*Direction*. Leave out the pictures and transcribe everything else exactly.
>> BEGIN The records
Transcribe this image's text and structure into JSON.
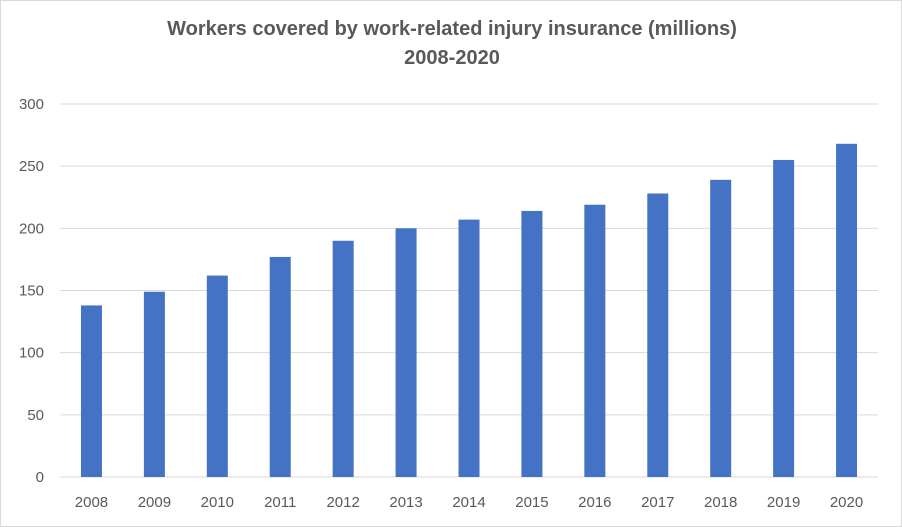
{
  "chart_data": {
    "type": "bar",
    "title": "Workers covered by work-related injury insurance (millions)",
    "subtitle": "2008-2020",
    "categories": [
      "2008",
      "2009",
      "2010",
      "2011",
      "2012",
      "2013",
      "2014",
      "2015",
      "2016",
      "2017",
      "2018",
      "2019",
      "2020"
    ],
    "values": [
      138,
      149,
      162,
      177,
      190,
      200,
      207,
      214,
      219,
      228,
      239,
      255,
      268
    ],
    "ylim": [
      0,
      300
    ],
    "yticks": [
      0,
      50,
      100,
      150,
      200,
      250,
      300
    ],
    "grid": true,
    "bar_color": "#4472c4",
    "grid_color": "#d9d9d9"
  }
}
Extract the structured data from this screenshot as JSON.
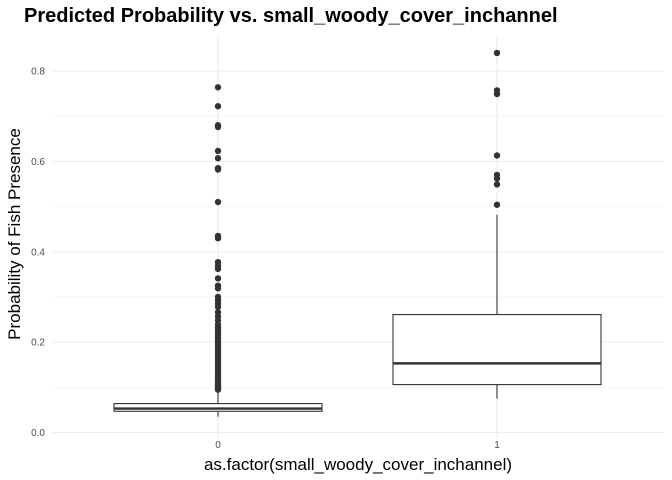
{
  "chart_data": {
    "type": "boxplot",
    "title": "Predicted Probability vs. small_woody_cover_inchannel",
    "xlabel": "as.factor(small_woody_cover_inchannel)",
    "ylabel": "Probability of Fish Presence",
    "categories": [
      "0",
      "1"
    ],
    "ylim": [
      0,
      0.88
    ],
    "yticks": [
      0.0,
      0.2,
      0.4,
      0.6,
      0.8
    ],
    "ytick_labels": [
      "0.0",
      "0.2",
      "0.4",
      "0.6",
      "0.8"
    ],
    "grid": true,
    "colors": {
      "box_line": "#333333",
      "outlier": "#333333",
      "grid_major": "#ebebeb",
      "grid_minor": "#f5f5f5"
    },
    "boxes": [
      {
        "category": "0",
        "whisker_low": 0.035,
        "q1": 0.047,
        "median": 0.053,
        "q3": 0.064,
        "whisker_high": 0.091,
        "outliers": [
          0.764,
          0.722,
          0.68,
          0.676,
          0.623,
          0.607,
          0.585,
          0.582,
          0.51,
          0.435,
          0.43,
          0.377,
          0.369,
          0.362,
          0.341,
          0.325,
          0.319,
          0.3,
          0.292,
          0.285,
          0.278,
          0.266,
          0.257,
          0.248,
          0.239,
          0.232,
          0.226,
          0.22,
          0.214,
          0.208,
          0.202,
          0.196,
          0.19,
          0.184,
          0.178,
          0.172,
          0.166,
          0.16,
          0.154,
          0.148,
          0.142,
          0.136,
          0.13,
          0.124,
          0.118,
          0.113,
          0.108,
          0.103,
          0.099,
          0.095
        ]
      },
      {
        "category": "1",
        "whisker_low": 0.075,
        "q1": 0.106,
        "median": 0.153,
        "q3": 0.261,
        "whisker_high": 0.482,
        "outliers": [
          0.84,
          0.757,
          0.749,
          0.613,
          0.57,
          0.562,
          0.549,
          0.504
        ]
      }
    ]
  }
}
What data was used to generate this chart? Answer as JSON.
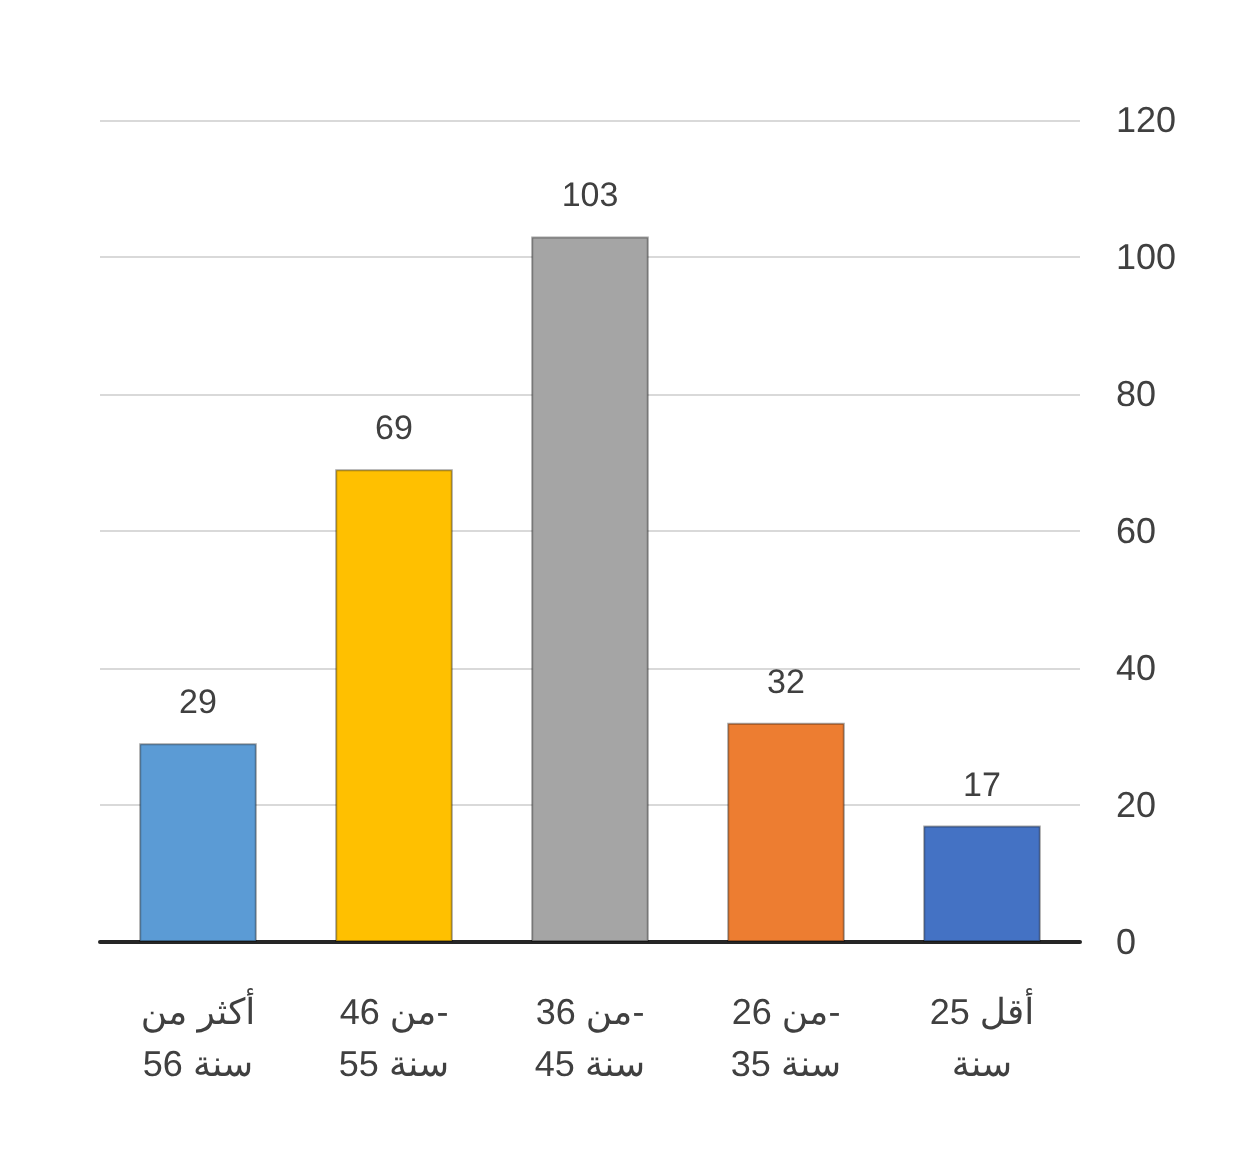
>> END The records
*Output below*.
Transcribe this image's text and structure into JSON.
{
  "chart_data": {
    "type": "bar",
    "title": "Workers covered by work-related injury insurance (millions)",
    "subtitle": "2008-2020",
    "categories": [
      "2008",
      "2009",
      "2010",
      "2011",
      "2012",
      "2013",
      "2014",
      "2015",
      "2016",
      "2017",
      "2018",
      "2019",
      "2020"
    ],
    "values": [
      138,
      149,
      162,
      177,
      190,
      200,
      207,
      214,
      219,
      228,
      239,
      255,
      268
    ],
    "ylim": [
      0,
      300
    ],
    "yticks": [
      0,
      50,
      100,
      150,
      200,
      250,
      300
    ],
    "grid": true,
    "bar_color": "#4472c4",
    "grid_color": "#d9d9d9"
  }
}
Extract the structured data from this screenshot as JSON.
{
  "chart_data": {
    "type": "boxplot",
    "title": "Predicted Probability vs. small_woody_cover_inchannel",
    "xlabel": "as.factor(small_woody_cover_inchannel)",
    "ylabel": "Probability of Fish Presence",
    "categories": [
      "0",
      "1"
    ],
    "ylim": [
      0,
      0.88
    ],
    "yticks": [
      0.0,
      0.2,
      0.4,
      0.6,
      0.8
    ],
    "ytick_labels": [
      "0.0",
      "0.2",
      "0.4",
      "0.6",
      "0.8"
    ],
    "grid": true,
    "colors": {
      "box_line": "#333333",
      "outlier": "#333333",
      "grid_major": "#ebebeb",
      "grid_minor": "#f5f5f5"
    },
    "boxes": [
      {
        "category": "0",
        "whisker_low": 0.035,
        "q1": 0.047,
        "median": 0.053,
        "q3": 0.064,
        "whisker_high": 0.091,
        "outliers": [
          0.764,
          0.722,
          0.68,
          0.676,
          0.623,
          0.607,
          0.585,
          0.582,
          0.51,
          0.435,
          0.43,
          0.377,
          0.369,
          0.362,
          0.341,
          0.325,
          0.319,
          0.3,
          0.292,
          0.285,
          0.278,
          0.266,
          0.257,
          0.248,
          0.239,
          0.232,
          0.226,
          0.22,
          0.214,
          0.208,
          0.202,
          0.196,
          0.19,
          0.184,
          0.178,
          0.172,
          0.166,
          0.16,
          0.154,
          0.148,
          0.142,
          0.136,
          0.13,
          0.124,
          0.118,
          0.113,
          0.108,
          0.103,
          0.099,
          0.095
        ]
      },
      {
        "category": "1",
        "whisker_low": 0.075,
        "q1": 0.106,
        "median": 0.153,
        "q3": 0.261,
        "whisker_high": 0.482,
        "outliers": [
          0.84,
          0.757,
          0.749,
          0.613,
          0.57,
          0.562,
          0.549,
          0.504
        ]
      }
    ]
  }
}
What data was used to generate this chart? Answer as JSON.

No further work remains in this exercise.